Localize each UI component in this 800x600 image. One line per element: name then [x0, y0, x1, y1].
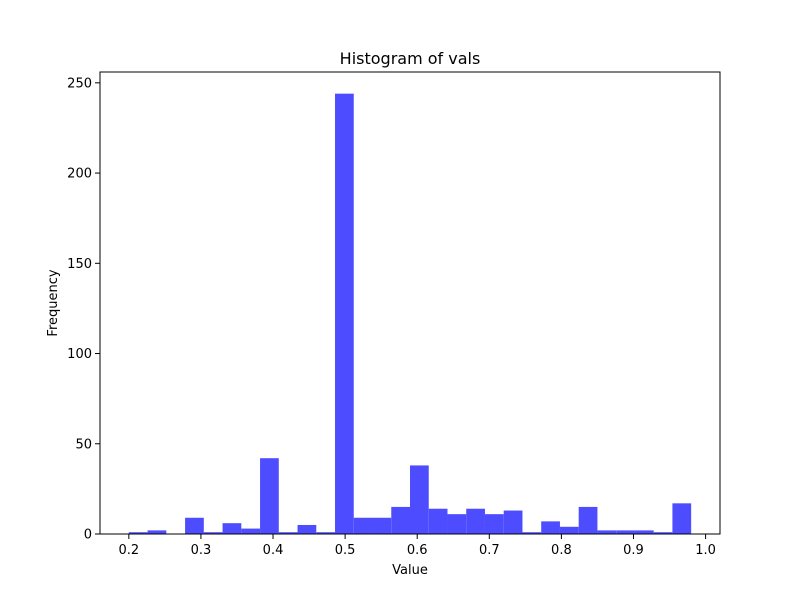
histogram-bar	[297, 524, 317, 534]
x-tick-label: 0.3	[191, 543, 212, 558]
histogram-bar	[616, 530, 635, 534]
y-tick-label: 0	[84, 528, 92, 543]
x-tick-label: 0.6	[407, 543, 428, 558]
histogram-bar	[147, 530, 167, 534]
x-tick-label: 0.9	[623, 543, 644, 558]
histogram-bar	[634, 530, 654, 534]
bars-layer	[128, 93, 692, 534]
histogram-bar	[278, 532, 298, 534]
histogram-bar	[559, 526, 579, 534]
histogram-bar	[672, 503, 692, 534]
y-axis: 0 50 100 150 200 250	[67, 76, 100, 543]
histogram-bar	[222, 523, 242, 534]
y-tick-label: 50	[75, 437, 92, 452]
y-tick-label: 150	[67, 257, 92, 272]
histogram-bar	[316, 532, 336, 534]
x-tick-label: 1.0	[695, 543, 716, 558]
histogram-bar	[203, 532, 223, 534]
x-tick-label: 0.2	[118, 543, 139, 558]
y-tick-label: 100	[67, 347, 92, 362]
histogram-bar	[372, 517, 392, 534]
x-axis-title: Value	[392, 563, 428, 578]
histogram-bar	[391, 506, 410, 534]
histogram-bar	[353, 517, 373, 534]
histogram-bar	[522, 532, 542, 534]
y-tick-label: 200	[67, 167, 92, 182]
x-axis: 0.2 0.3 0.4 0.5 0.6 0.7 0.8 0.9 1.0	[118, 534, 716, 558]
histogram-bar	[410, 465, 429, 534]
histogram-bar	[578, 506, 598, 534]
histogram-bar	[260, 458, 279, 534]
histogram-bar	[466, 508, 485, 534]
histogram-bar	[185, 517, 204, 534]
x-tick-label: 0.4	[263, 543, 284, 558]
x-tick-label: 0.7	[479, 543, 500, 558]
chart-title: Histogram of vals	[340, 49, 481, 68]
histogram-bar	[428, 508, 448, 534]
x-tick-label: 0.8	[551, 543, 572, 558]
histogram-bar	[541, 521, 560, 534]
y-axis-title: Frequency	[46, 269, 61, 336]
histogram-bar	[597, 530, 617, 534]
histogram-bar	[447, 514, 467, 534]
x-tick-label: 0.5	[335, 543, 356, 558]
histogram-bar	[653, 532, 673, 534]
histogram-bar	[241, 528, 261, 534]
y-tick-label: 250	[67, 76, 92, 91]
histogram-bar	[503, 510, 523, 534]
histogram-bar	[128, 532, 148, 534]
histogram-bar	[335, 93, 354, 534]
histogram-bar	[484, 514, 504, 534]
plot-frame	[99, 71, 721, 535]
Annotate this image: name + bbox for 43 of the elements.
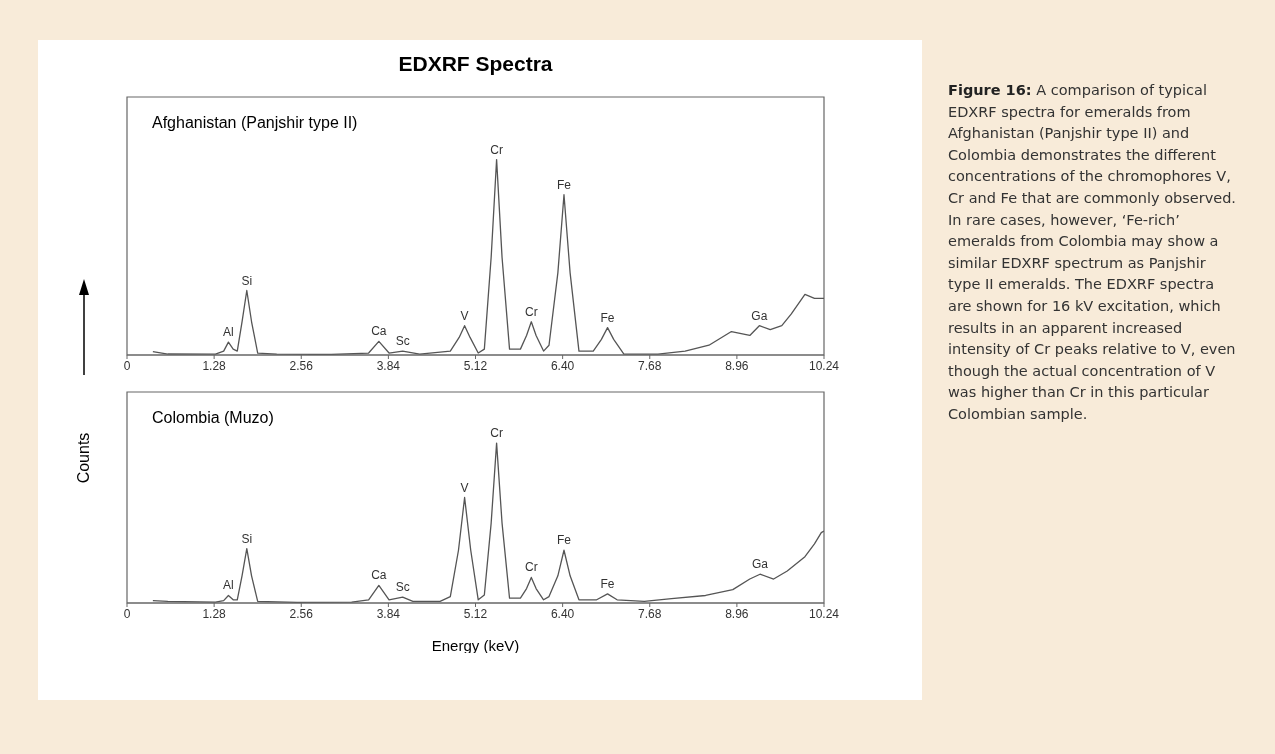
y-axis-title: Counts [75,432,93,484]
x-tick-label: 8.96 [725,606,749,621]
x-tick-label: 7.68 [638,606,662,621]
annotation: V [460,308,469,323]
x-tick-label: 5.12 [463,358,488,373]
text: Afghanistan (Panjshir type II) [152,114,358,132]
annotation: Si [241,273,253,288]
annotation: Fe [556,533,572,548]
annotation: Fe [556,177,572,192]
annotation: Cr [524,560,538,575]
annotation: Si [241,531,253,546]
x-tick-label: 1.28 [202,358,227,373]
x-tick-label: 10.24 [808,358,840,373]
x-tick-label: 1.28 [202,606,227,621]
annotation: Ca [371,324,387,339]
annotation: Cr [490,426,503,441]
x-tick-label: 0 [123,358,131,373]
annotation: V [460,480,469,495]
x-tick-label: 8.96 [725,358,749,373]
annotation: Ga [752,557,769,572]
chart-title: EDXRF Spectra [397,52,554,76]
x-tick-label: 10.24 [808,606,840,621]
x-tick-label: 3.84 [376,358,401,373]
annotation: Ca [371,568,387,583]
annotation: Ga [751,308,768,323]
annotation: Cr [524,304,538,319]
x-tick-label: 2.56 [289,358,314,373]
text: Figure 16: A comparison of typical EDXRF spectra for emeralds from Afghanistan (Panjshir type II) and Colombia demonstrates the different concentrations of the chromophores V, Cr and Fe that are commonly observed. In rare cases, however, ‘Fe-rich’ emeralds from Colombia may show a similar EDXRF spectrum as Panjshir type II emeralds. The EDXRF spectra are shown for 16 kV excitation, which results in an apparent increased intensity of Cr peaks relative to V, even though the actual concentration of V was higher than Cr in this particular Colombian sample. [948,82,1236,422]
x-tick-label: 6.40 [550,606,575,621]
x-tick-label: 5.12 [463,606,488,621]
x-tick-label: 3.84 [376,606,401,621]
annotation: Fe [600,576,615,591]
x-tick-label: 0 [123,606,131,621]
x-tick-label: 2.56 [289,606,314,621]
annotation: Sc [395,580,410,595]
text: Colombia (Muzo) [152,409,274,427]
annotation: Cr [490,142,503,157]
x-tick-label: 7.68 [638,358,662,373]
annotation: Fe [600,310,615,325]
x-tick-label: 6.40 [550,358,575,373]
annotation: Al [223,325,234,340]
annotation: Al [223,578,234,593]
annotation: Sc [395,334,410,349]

==

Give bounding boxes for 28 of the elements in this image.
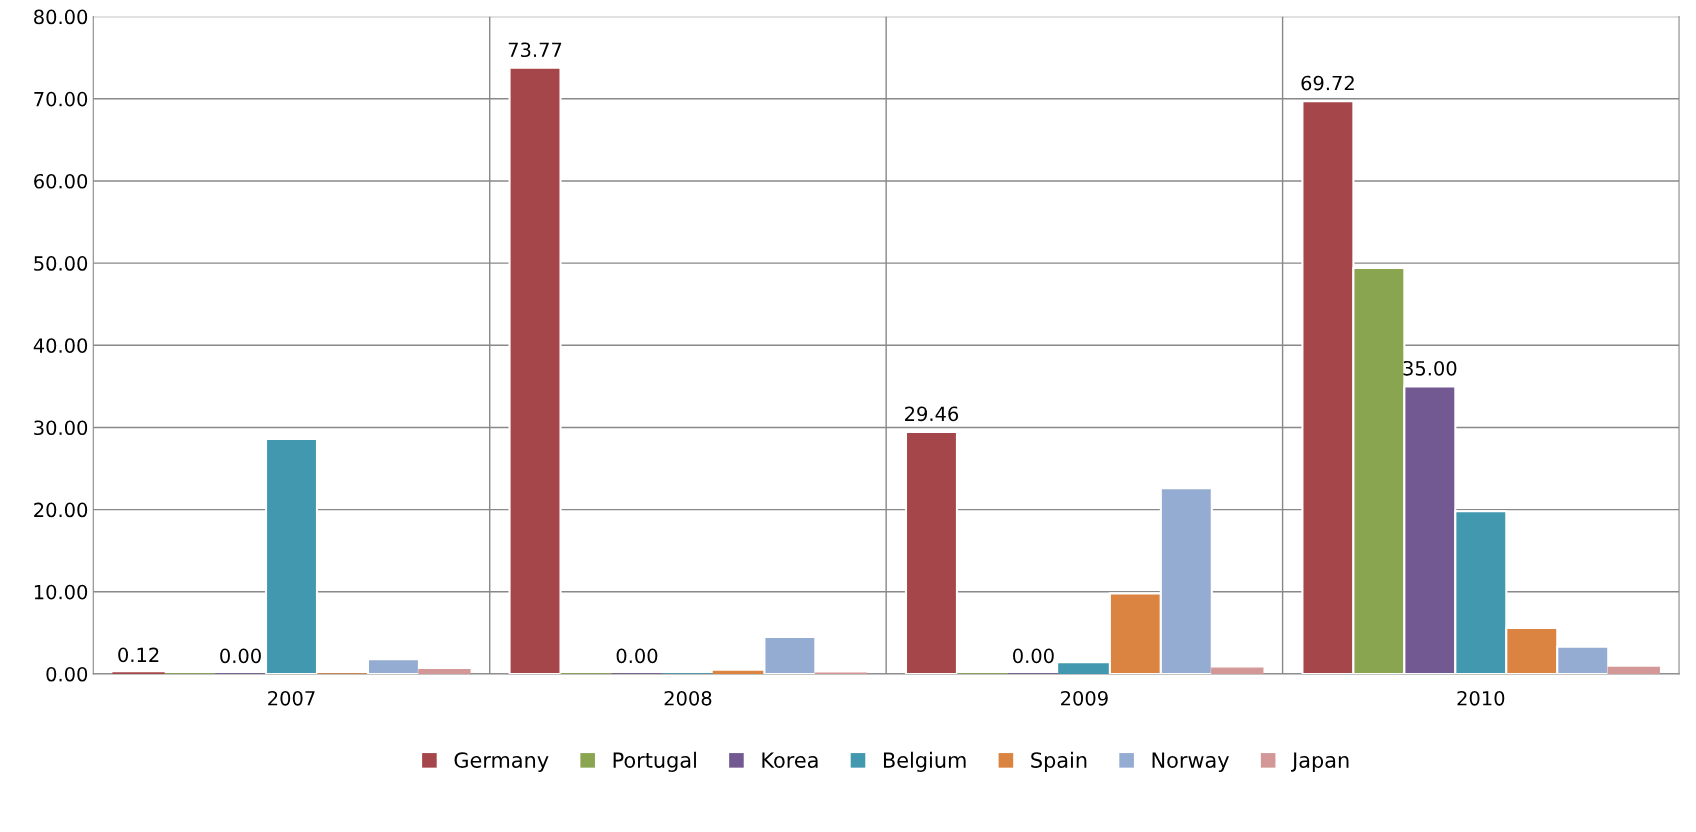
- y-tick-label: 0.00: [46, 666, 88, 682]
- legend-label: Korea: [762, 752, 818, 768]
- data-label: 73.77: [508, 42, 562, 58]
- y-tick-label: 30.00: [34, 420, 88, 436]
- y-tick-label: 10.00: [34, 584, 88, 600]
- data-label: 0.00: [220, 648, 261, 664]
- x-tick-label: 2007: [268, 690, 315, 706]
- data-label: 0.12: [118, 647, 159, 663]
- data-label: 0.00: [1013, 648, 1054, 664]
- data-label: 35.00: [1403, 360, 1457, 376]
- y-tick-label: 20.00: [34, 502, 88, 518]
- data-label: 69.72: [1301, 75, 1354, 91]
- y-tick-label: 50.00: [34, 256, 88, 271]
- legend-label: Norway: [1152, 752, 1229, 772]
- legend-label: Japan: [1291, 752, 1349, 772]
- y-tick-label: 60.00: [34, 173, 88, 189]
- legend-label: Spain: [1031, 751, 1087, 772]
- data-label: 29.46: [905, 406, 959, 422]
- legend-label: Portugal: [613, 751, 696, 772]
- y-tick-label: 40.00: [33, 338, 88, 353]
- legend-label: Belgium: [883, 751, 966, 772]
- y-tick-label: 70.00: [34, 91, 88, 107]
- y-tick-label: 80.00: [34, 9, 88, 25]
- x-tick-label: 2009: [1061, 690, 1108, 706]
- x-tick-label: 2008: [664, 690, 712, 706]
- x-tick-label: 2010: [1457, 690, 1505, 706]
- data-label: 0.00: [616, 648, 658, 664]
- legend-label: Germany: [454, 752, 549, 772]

REQUIREMENT – Copy the rows word for word, starting at the line with "Localize each UI" and ending with the line with "Annotate this image: name", including both of those lines. Leave the pictures out of your copy.

EXERCISE OUTPUT –
Localize each UI component in this 800x600 image. One line per element: name then [x0, y0, x1, y1].
histogram-bar	[297, 524, 317, 534]
x-tick-label: 0.3	[191, 543, 212, 558]
histogram-bar	[616, 530, 635, 534]
y-tick-label: 0	[84, 528, 92, 543]
x-tick-label: 0.6	[407, 543, 428, 558]
histogram-bar	[147, 530, 167, 534]
x-tick-label: 0.9	[623, 543, 644, 558]
histogram-bar	[634, 530, 654, 534]
bars-layer	[128, 93, 692, 534]
histogram-bar	[278, 532, 298, 534]
histogram-bar	[559, 526, 579, 534]
histogram-bar	[672, 503, 692, 534]
y-axis: 0 50 100 150 200 250	[67, 76, 100, 543]
histogram-bar	[222, 523, 242, 534]
y-tick-label: 50	[75, 437, 92, 452]
y-tick-label: 150	[67, 257, 92, 272]
histogram-bar	[316, 532, 336, 534]
x-tick-label: 1.0	[695, 543, 716, 558]
histogram-bar	[203, 532, 223, 534]
x-tick-label: 0.2	[118, 543, 139, 558]
y-tick-label: 100	[67, 347, 92, 362]
histogram-bar	[372, 517, 392, 534]
x-axis-title: Value	[392, 563, 428, 578]
histogram-bar	[391, 506, 410, 534]
histogram-bar	[353, 517, 373, 534]
histogram-bar	[522, 532, 542, 534]
y-tick-label: 200	[67, 167, 92, 182]
x-axis: 0.2 0.3 0.4 0.5 0.6 0.7 0.8 0.9 1.0	[118, 534, 716, 558]
histogram-bar	[410, 465, 429, 534]
histogram-bar	[578, 506, 598, 534]
histogram-bar	[260, 458, 279, 534]
histogram-bar	[466, 508, 485, 534]
histogram-bar	[185, 517, 204, 534]
x-tick-label: 0.4	[263, 543, 284, 558]
x-tick-label: 0.7	[479, 543, 500, 558]
chart-title: Histogram of vals	[340, 49, 481, 68]
histogram-bar	[428, 508, 448, 534]
x-tick-label: 0.8	[551, 543, 572, 558]
histogram-bar	[541, 521, 560, 534]
y-axis-title: Frequency	[46, 269, 61, 336]
histogram-bar	[597, 530, 617, 534]
histogram-bar	[447, 514, 467, 534]
x-tick-label: 0.5	[335, 543, 356, 558]
histogram-bar	[653, 532, 673, 534]
histogram-bar	[241, 528, 261, 534]
y-tick-label: 250	[67, 76, 92, 91]
histogram-bar	[503, 510, 523, 534]
histogram-bar	[128, 532, 148, 534]
histogram-bar	[335, 93, 354, 534]
histogram-bar	[484, 514, 504, 534]
plot-frame	[99, 71, 721, 535]
Annotate this image: name + bbox for 43 of the elements.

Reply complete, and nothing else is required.